EXERCISE DIRECTIONS:
Quote the whole listing word for word. Do not include the pictures.

### MATERIAL ###

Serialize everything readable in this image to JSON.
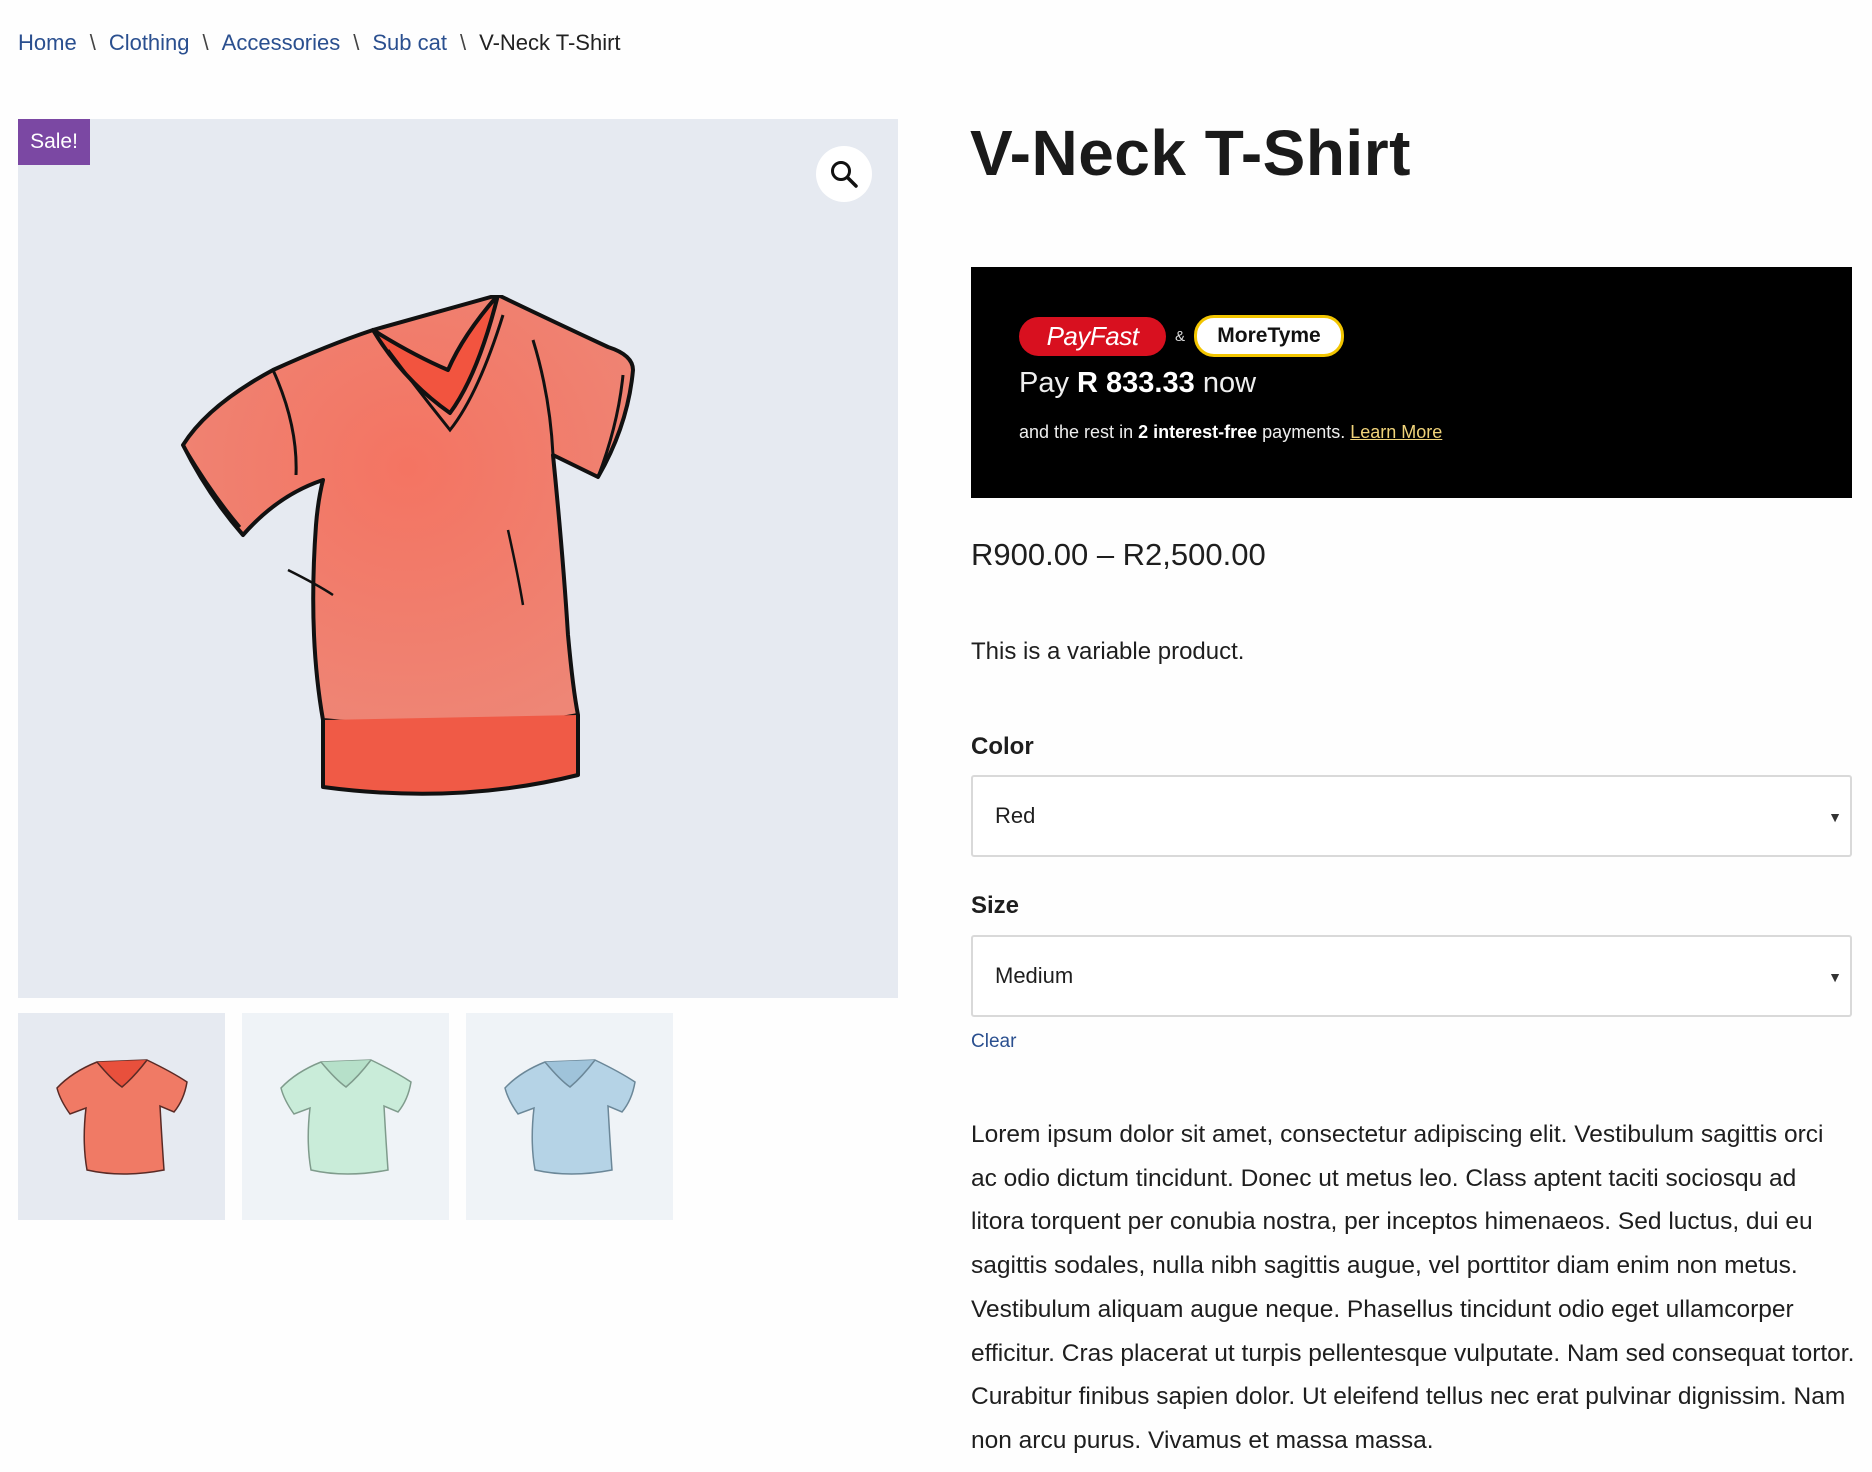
{
  "breadcrumb": {
    "items": [
      "Home",
      "Clothing",
      "Accessories",
      "Sub cat"
    ],
    "separator": "\\",
    "current": "V-Neck T-Shirt"
  },
  "gallery": {
    "sale_badge": "Sale!",
    "zoom_icon": "search-icon",
    "thumbnails": [
      {
        "name": "red shirt",
        "color": "#f07a65"
      },
      {
        "name": "green shirt",
        "color": "#c9ecd9"
      },
      {
        "name": "blue shirt",
        "color": "#b5d3e6"
      }
    ]
  },
  "product": {
    "title": "V-Neck T-Shirt",
    "price_range": "R900.00 – R2,500.00",
    "short_description": "This is a variable product.",
    "long_description": "Lorem ipsum dolor sit amet, consectetur adipiscing elit. Vestibulum sagittis orci ac odio dictum tincidunt. Donec ut metus leo. Class aptent taciti sociosqu ad litora torquent per conubia nostra, per inceptos himenaeos. Sed luctus, dui eu sagittis sodales, nulla nibh sagittis augue, vel porttitor diam enim non metus. Vestibulum aliquam augue neque. Phasellus tincidunt odio eget ullamcorper efficitur. Cras placerat ut turpis pellentesque vulputate. Nam sed consequat tortor. Curabitur finibus sapien dolor. Ut eleifend tellus nec erat pulvinar dignissim. Nam non arcu purus. Vivamus et massa massa."
  },
  "payment_banner": {
    "payfast_logo": "PayFast",
    "ampersand": "&",
    "moretyme_logo": "MoreTyme",
    "pay_prefix": "Pay",
    "pay_amount": "R 833.33",
    "pay_suffix": "now",
    "rest_prefix": "and the rest in",
    "rest_bold": "2 interest-free",
    "rest_suffix": "payments.",
    "learn_more": "Learn More"
  },
  "variations": {
    "color_label": "Color",
    "color_value": "Red",
    "size_label": "Size",
    "size_value": "Medium",
    "clear_label": "Clear"
  },
  "colors": {
    "link": "#2a4f8f",
    "sale_badge": "#7b48a3",
    "payfast_red": "#d8101f",
    "moretyme_yellow": "#f2c500",
    "image_bg": "#e6eaf1"
  }
}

###

EXPECTED ANSWER:
Serialize everything readable in this image to JSON.
{
  "breadcrumb": {
    "items": [
      "Home",
      "Clothing",
      "Accessories",
      "Sub cat"
    ],
    "separator": "\\",
    "current": "V-Neck T-Shirt"
  },
  "gallery": {
    "sale_badge": "Sale!",
    "zoom_icon": "search-icon",
    "thumbnails": [
      {
        "name": "red shirt",
        "color": "#f07a65"
      },
      {
        "name": "green shirt",
        "color": "#c9ecd9"
      },
      {
        "name": "blue shirt",
        "color": "#b5d3e6"
      }
    ]
  },
  "product": {
    "title": "V-Neck T-Shirt",
    "price_range": "R900.00 – R2,500.00",
    "short_description": "This is a variable product.",
    "long_description": "Lorem ipsum dolor sit amet, consectetur adipiscing elit. Vestibulum sagittis orci ac odio dictum tincidunt. Donec ut metus leo. Class aptent taciti sociosqu ad litora torquent per conubia nostra, per inceptos himenaeos. Sed luctus, dui eu sagittis sodales, nulla nibh sagittis augue, vel porttitor diam enim non metus. Vestibulum aliquam augue neque. Phasellus tincidunt odio eget ullamcorper efficitur. Cras placerat ut turpis pellentesque vulputate. Nam sed consequat tortor. Curabitur finibus sapien dolor. Ut eleifend tellus nec erat pulvinar dignissim. Nam non arcu purus. Vivamus et massa massa."
  },
  "payment_banner": {
    "payfast_logo": "PayFast",
    "ampersand": "&",
    "moretyme_logo": "MoreTyme",
    "pay_prefix": "Pay",
    "pay_amount": "R 833.33",
    "pay_suffix": "now",
    "rest_prefix": "and the rest in",
    "rest_bold": "2 interest-free",
    "rest_suffix": "payments.",
    "learn_more": "Learn More"
  },
  "variations": {
    "color_label": "Color",
    "color_value": "Red",
    "size_label": "Size",
    "size_value": "Medium",
    "clear_label": "Clear"
  },
  "colors": {
    "link": "#2a4f8f",
    "sale_badge": "#7b48a3",
    "payfast_red": "#d8101f",
    "moretyme_yellow": "#f2c500",
    "image_bg": "#e6eaf1"
  }
}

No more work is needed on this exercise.